▸ **Problem**:
Rewrite the records with every "industry-chip" swapped for "sector-chip" and everything else unchanged, leaving out the pictures.

▸ **Records**:
# # # #

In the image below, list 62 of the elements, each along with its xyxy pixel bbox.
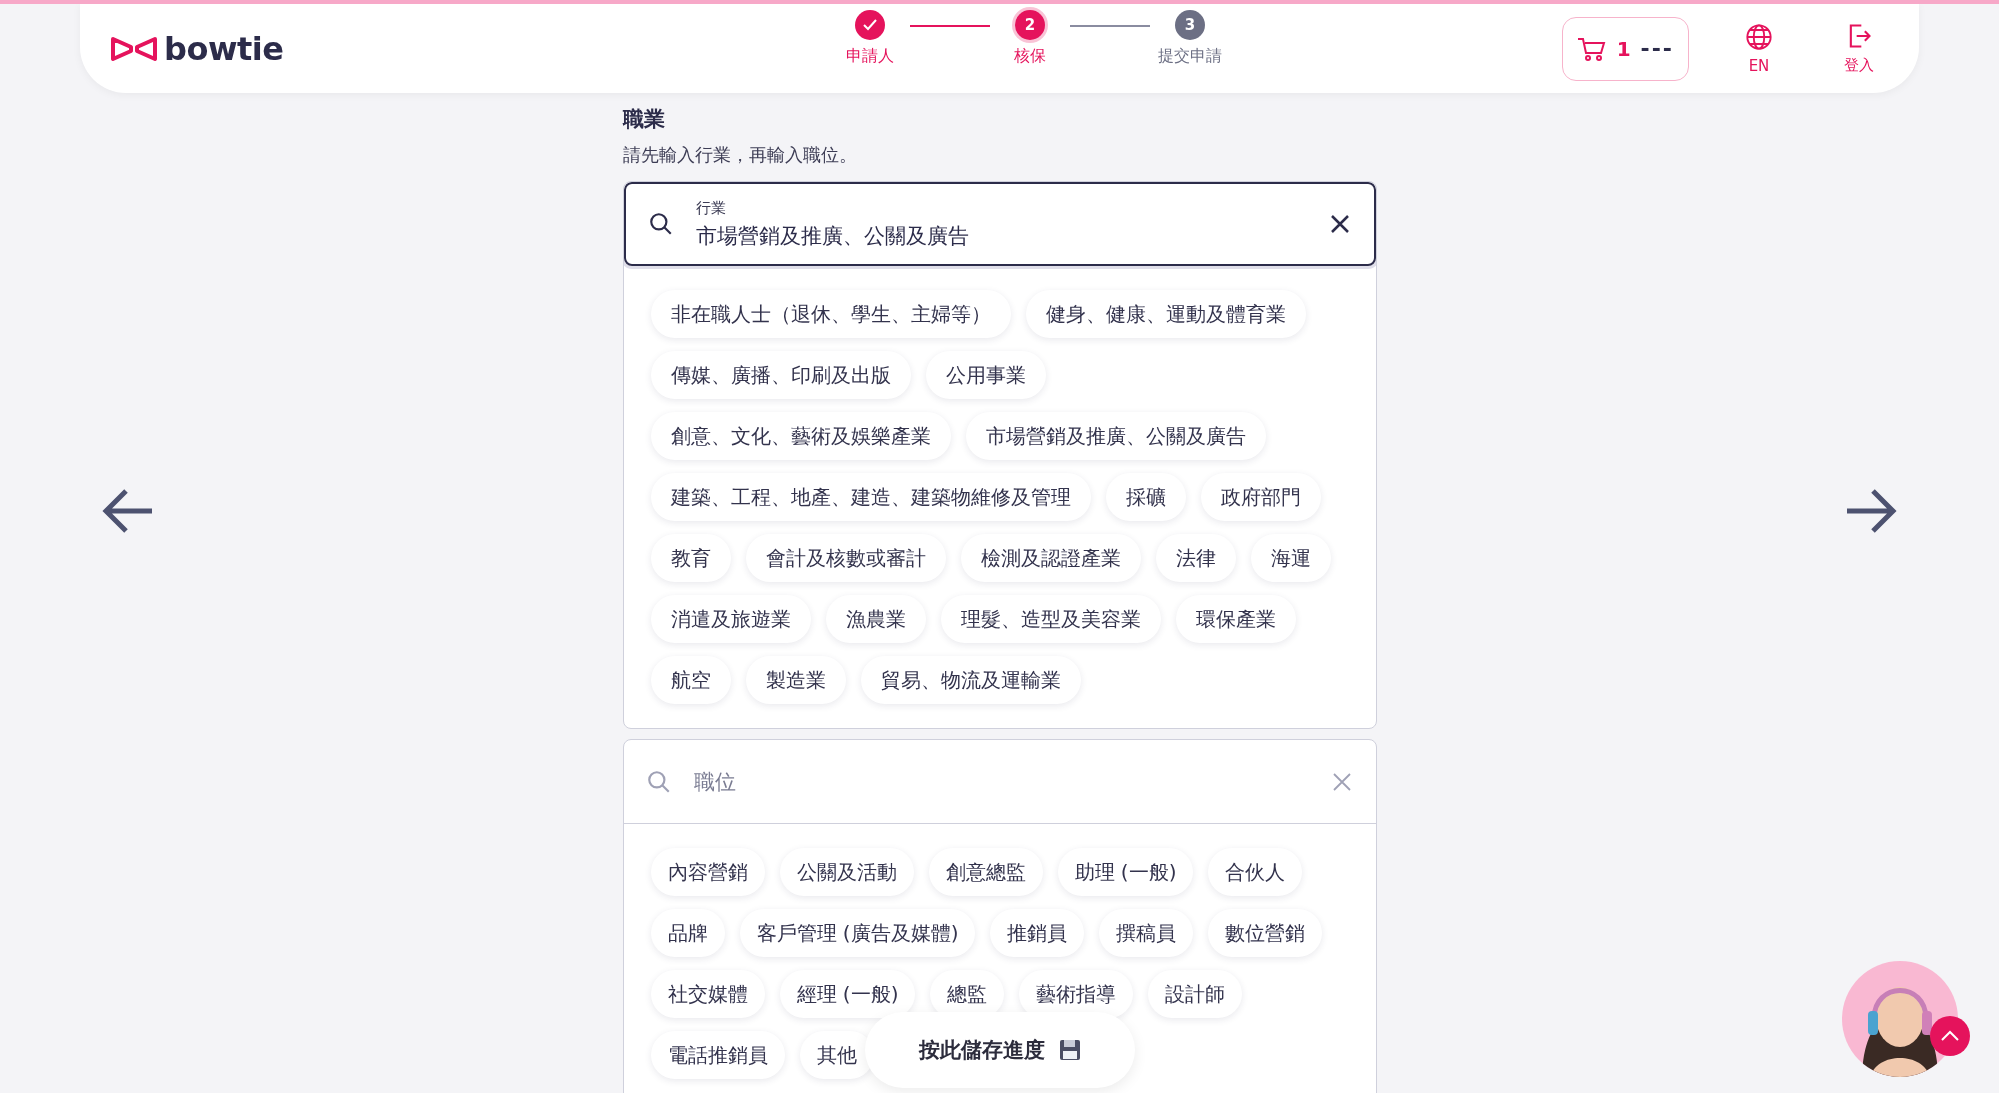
industry-chip[interactable]: 製造業 [745,656,846,704]
chevron-up-icon [1940,1030,1960,1042]
globe-icon [1745,22,1773,51]
save-progress-toast[interactable]: 按此儲存進度 [865,1012,1135,1088]
logo-text: bowtie [164,29,284,68]
field-label: 行業 [695,198,726,218]
step-label: 申請人 [846,46,894,67]
field-value: 市場營銷及推廣、公關及廣告 [695,222,969,250]
industry-chip[interactable]: 環保產業 [1175,595,1296,643]
industry-chip[interactable]: 建築、工程、地產、建造、建築物維修及管理 [650,473,1091,521]
step-label: 核保 [1014,46,1046,67]
industry-chip[interactable]: 海運 [1250,534,1331,582]
position-chip[interactable]: 內容營銷 [650,848,765,896]
position-chip[interactable]: 電話推銷員 [650,1031,785,1079]
position-chip[interactable]: 助理 (一般) [1057,848,1194,896]
cart-icon [1576,35,1607,62]
instruction-text: 請先輸入行業，再輸入職位。 [622,143,858,167]
cart-amount: --- [1640,36,1674,61]
scroll-up-button[interactable] [1930,1016,1970,1056]
field-placeholder: 職位 [693,768,736,796]
industry-chip[interactable]: 非在職人士（退休、學生、主婦等） [650,290,1011,338]
search-icon [645,768,672,795]
industry-field[interactable]: 行業 市場營銷及推廣、公關及廣告 [623,182,1376,266]
industry-chip[interactable]: 消遣及旅遊業 [650,595,811,643]
language-button[interactable]: EN [1729,21,1789,76]
position-chip[interactable]: 數位營銷 [1208,909,1323,957]
industry-chip[interactable]: 航空 [650,656,731,704]
step-number: 3 [1175,10,1205,40]
step-number: 2 [1015,10,1045,40]
industry-chip[interactable]: 檢測及認證產業 [960,534,1141,582]
industry-chip[interactable]: 市場營銷及推廣、公關及廣告 [965,412,1266,460]
industry-chip[interactable]: 創意、文化、藝術及娛樂產業 [650,412,951,460]
industry-chip[interactable]: 法律 [1155,534,1236,582]
industry-chip[interactable]: 政府部門 [1200,473,1321,521]
section-title: 職業 [622,106,666,133]
position-chip[interactable]: 藝術指導 [1019,970,1134,1018]
industry-chip[interactable]: 公用事業 [925,351,1046,399]
industry-chip[interactable]: 採礦 [1105,473,1186,521]
position-chip[interactable]: 品牌 [650,909,725,957]
position-chip[interactable]: 客戶管理 (廣告及媒體) [739,909,976,957]
position-chip[interactable]: 設計師 [1148,970,1243,1018]
step-label: 提交申請 [1158,46,1222,67]
position-chip[interactable]: 合伙人 [1208,848,1303,896]
cart-count: 1 [1616,36,1631,61]
position-chip[interactable]: 撰稿員 [1099,909,1194,957]
industry-chip[interactable]: 會計及核數或審計 [745,534,946,582]
industry-chip[interactable]: 漁農業 [825,595,926,643]
position-chip[interactable]: 經理 (一般) [779,970,916,1018]
login-button[interactable]: 登入 [1829,21,1889,76]
industry-chip[interactable]: 傳媒、廣播、印刷及出版 [650,351,911,399]
position-chip[interactable]: 創意總監 [928,848,1043,896]
position-chip[interactable]: 推銷員 [990,909,1085,957]
position-chip[interactable]: 社交媒體 [650,970,765,1018]
position-field[interactable]: 職位 [623,740,1376,824]
industry-chip[interactable]: 教育 [650,534,731,582]
bowtie-logo-icon [110,35,158,62]
industry-chip[interactable]: 健身、健康、運動及體育業 [1025,290,1306,338]
industry-chip[interactable]: 理髮、造型及美容業 [940,595,1161,643]
search-icon [647,211,674,237]
position-chip[interactable]: 公關及活動 [779,848,914,896]
cart-button[interactable]: 1 --- [1561,16,1689,81]
industry-chip[interactable]: 貿易、物流及運輸業 [860,656,1081,704]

# # # #

▸ **Full response**:
In the image below, list 62 of the elements, each along with its xyxy pixel bbox.
sector-chip[interactable]: 製造業 [745,656,846,704]
chevron-up-icon [1940,1030,1960,1042]
globe-icon [1745,22,1773,51]
save-progress-toast[interactable]: 按此儲存進度 [865,1012,1135,1088]
logo-text: bowtie [164,29,284,68]
field-label: 行業 [695,198,726,218]
step-label: 申請人 [846,46,894,67]
field-value: 市場營銷及推廣、公關及廣告 [695,222,969,250]
sector-chip[interactable]: 環保產業 [1175,595,1296,643]
sector-chip[interactable]: 建築、工程、地產、建造、建築物維修及管理 [650,473,1091,521]
step-label: 核保 [1014,46,1046,67]
sector-chip[interactable]: 海運 [1250,534,1331,582]
position-chip[interactable]: 內容營銷 [650,848,765,896]
position-chip[interactable]: 電話推銷員 [650,1031,785,1079]
position-chip[interactable]: 助理 (一般) [1057,848,1194,896]
cart-icon [1576,35,1607,62]
instruction-text: 請先輸入行業，再輸入職位。 [622,143,858,167]
cart-amount: --- [1640,36,1674,61]
scroll-up-button[interactable] [1930,1016,1970,1056]
field-placeholder: 職位 [693,768,736,796]
sector-chip[interactable]: 非在職人士（退休、學生、主婦等） [650,290,1011,338]
search-icon [645,768,672,795]
industry-field[interactable]: 行業 市場營銷及推廣、公關及廣告 [623,182,1376,266]
sector-chip[interactable]: 消遣及旅遊業 [650,595,811,643]
language-button[interactable]: EN [1729,21,1789,76]
position-chip[interactable]: 數位營銷 [1208,909,1323,957]
sector-chip[interactable]: 航空 [650,656,731,704]
step-number: 3 [1175,10,1205,40]
step-number: 2 [1015,10,1045,40]
sector-chip[interactable]: 檢測及認證產業 [960,534,1141,582]
sector-chip[interactable]: 市場營銷及推廣、公關及廣告 [965,412,1266,460]
sector-chip[interactable]: 創意、文化、藝術及娛樂產業 [650,412,951,460]
sector-chip[interactable]: 法律 [1155,534,1236,582]
sector-chip[interactable]: 政府部門 [1200,473,1321,521]
section-title: 職業 [622,106,666,133]
position-chip[interactable]: 藝術指導 [1019,970,1134,1018]
sector-chip[interactable]: 公用事業 [925,351,1046,399]
sector-chip[interactable]: 採礦 [1105,473,1186,521]
position-chip[interactable]: 品牌 [650,909,725,957]
position-chip[interactable]: 客戶管理 (廣告及媒體) [739,909,976,957]
position-chip[interactable]: 設計師 [1148,970,1243,1018]
step-label: 提交申請 [1158,46,1222,67]
position-chip[interactable]: 合伙人 [1208,848,1303,896]
cart-count: 1 [1616,36,1631,61]
position-chip[interactable]: 撰稿員 [1099,909,1194,957]
sector-chip[interactable]: 會計及核數或審計 [745,534,946,582]
sector-chip[interactable]: 漁農業 [825,595,926,643]
position-chip[interactable]: 經理 (一般) [779,970,916,1018]
login-button[interactable]: 登入 [1829,21,1889,76]
sector-chip[interactable]: 傳媒、廣播、印刷及出版 [650,351,911,399]
position-chip[interactable]: 創意總監 [928,848,1043,896]
position-chip[interactable]: 推銷員 [990,909,1085,957]
position-chip[interactable]: 社交媒體 [650,970,765,1018]
position-field[interactable]: 職位 [623,740,1376,824]
sector-chip[interactable]: 教育 [650,534,731,582]
bowtie-logo-icon [110,35,158,62]
sector-chip[interactable]: 健身、健康、運動及體育業 [1025,290,1306,338]
sector-chip[interactable]: 理髮、造型及美容業 [940,595,1161,643]
search-icon [647,211,674,237]
position-chip[interactable]: 公關及活動 [779,848,914,896]
cart-button[interactable]: 1 --- [1561,16,1689,81]
sector-chip[interactable]: 貿易、物流及運輸業 [860,656,1081,704]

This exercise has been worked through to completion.